■ WORK TO BE COMPLETED: Where the word "destacada" occurs in a line, return that line.

Collected data entries
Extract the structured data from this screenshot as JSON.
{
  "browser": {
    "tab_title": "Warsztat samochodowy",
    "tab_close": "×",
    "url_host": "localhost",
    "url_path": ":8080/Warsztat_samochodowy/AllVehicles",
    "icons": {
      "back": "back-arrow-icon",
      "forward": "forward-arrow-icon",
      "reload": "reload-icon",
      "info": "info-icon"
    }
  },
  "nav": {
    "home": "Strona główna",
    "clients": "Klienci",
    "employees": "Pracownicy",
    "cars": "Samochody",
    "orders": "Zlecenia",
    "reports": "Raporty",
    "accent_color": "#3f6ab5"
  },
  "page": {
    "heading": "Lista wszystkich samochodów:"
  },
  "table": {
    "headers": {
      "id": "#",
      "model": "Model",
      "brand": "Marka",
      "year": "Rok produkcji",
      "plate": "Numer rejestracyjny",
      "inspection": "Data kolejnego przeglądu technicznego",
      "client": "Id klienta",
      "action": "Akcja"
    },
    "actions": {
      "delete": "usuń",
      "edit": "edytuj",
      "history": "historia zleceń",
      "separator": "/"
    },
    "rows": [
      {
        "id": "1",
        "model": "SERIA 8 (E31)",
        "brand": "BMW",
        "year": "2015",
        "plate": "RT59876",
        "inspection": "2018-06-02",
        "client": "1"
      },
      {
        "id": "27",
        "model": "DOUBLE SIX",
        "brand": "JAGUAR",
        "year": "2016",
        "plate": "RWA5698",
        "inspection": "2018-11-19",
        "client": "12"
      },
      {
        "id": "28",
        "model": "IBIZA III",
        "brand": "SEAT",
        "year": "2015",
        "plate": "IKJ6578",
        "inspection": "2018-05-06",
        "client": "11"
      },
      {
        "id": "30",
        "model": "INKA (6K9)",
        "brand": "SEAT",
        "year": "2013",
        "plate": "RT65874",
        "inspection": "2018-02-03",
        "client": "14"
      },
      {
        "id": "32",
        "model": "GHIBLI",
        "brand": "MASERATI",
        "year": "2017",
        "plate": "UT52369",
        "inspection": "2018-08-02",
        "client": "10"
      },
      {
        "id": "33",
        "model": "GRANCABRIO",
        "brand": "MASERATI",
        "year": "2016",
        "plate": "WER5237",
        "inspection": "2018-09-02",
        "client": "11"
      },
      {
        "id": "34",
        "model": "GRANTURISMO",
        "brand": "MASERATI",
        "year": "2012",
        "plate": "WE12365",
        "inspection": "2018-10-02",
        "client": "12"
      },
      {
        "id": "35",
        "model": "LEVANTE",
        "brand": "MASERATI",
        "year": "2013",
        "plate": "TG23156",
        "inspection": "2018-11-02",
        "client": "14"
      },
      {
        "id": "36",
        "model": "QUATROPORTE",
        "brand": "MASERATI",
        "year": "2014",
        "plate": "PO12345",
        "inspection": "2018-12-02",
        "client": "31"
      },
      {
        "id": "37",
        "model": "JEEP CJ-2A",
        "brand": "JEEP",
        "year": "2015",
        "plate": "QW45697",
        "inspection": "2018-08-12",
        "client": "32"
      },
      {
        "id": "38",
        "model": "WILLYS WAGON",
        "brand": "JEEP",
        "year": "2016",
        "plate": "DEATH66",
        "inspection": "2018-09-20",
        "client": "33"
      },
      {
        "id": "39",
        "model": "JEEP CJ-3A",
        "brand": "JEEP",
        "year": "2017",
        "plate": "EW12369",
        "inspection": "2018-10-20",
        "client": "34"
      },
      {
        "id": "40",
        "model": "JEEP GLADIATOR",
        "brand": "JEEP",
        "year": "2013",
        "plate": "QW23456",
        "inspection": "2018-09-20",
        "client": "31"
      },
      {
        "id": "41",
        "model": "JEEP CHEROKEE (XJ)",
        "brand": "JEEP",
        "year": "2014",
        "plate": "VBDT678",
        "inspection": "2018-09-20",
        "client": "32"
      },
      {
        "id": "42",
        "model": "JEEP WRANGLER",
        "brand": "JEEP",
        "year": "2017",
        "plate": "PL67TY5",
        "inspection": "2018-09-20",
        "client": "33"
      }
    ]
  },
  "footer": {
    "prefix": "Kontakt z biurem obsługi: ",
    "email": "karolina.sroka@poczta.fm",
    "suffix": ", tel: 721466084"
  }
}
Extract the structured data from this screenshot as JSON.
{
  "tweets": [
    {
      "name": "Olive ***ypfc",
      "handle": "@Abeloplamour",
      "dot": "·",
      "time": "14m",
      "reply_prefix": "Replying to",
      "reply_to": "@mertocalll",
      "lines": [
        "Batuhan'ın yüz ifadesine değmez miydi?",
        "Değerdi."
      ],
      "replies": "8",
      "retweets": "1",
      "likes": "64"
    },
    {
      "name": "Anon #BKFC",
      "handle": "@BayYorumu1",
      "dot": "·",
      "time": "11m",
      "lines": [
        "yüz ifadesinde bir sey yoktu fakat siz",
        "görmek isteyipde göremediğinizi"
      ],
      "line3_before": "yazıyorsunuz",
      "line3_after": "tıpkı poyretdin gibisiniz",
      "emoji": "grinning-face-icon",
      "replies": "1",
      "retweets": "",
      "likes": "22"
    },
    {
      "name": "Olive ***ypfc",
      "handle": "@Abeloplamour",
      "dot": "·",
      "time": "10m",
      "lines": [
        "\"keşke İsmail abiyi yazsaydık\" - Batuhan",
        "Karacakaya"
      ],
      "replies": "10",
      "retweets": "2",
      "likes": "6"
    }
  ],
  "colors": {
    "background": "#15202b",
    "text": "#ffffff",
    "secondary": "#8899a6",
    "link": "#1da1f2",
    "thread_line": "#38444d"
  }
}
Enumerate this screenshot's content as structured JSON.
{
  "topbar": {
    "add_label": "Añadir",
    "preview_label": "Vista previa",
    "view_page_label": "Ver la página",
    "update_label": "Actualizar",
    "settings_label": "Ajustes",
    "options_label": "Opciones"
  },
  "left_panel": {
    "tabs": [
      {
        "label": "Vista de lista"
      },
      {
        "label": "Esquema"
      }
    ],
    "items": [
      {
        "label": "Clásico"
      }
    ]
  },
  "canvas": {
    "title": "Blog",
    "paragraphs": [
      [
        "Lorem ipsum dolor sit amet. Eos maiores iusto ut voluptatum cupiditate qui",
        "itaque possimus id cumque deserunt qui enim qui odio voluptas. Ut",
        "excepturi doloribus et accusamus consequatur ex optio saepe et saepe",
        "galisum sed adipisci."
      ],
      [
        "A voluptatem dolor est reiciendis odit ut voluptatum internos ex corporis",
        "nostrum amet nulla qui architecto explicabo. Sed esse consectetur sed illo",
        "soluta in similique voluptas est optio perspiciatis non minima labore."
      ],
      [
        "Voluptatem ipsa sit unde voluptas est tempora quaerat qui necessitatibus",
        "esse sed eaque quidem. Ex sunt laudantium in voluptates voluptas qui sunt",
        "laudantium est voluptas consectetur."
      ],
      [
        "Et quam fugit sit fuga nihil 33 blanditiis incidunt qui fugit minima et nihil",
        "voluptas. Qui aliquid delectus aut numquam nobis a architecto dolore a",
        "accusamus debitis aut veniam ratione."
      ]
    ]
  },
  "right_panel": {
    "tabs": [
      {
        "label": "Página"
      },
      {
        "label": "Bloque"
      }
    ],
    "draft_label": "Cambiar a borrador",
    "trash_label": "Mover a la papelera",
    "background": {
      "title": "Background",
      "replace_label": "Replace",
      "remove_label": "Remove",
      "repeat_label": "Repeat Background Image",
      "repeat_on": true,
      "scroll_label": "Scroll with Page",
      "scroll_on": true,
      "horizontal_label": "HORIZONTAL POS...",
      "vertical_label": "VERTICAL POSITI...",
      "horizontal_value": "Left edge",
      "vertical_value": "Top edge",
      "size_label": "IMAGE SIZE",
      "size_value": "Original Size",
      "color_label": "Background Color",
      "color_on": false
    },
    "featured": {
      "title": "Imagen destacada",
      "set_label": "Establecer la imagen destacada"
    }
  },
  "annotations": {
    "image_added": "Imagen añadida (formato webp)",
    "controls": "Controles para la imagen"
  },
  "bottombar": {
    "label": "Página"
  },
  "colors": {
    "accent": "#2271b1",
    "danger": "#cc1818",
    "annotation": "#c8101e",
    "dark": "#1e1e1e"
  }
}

■ COMPLETED EXERCISE:
      "title": "Imagen destacada",
      "set_label": "Establecer la imagen destacada"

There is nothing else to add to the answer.